- What you should do
Can you print every record below exactly as written?

- Rows
◆ ◆ ◆ ◆ ◆

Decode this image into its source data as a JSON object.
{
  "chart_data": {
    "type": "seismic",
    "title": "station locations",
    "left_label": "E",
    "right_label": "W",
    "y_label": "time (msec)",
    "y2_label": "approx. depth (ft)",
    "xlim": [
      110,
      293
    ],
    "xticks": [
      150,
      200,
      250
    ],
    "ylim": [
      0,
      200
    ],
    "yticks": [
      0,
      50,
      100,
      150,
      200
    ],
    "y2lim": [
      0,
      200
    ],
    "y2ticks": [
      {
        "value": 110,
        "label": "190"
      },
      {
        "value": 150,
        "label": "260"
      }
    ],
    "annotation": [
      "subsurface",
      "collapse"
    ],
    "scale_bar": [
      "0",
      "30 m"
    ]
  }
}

◆ ◆ ◆ ◆ ◆

- Response
Decode this image into its source data as a JSON object.
{
  "chart_data": {
    "type": "seismic",
    "title": "station locations",
    "left_label": "E",
    "right_label": "W",
    "y_label": "time (msec)",
    "y2_label": "approx. depth (ft)",
    "xlim": [
      110,
      293
    ],
    "xticks": [
      150,
      200,
      250
    ],
    "ylim": [
      0,
      200
    ],
    "yticks": [
      0,
      50,
      100,
      150,
      200
    ],
    "y2lim": [
      0,
      200
    ],
    "y2ticks": [
      {
        "value": 110,
        "label": "190"
      },
      {
        "value": 150,
        "label": "260"
      }
    ],
    "annotation": [
      "subsurface",
      "collapse"
    ],
    "scale_bar": [
      "0",
      "30 m"
    ]
  }
}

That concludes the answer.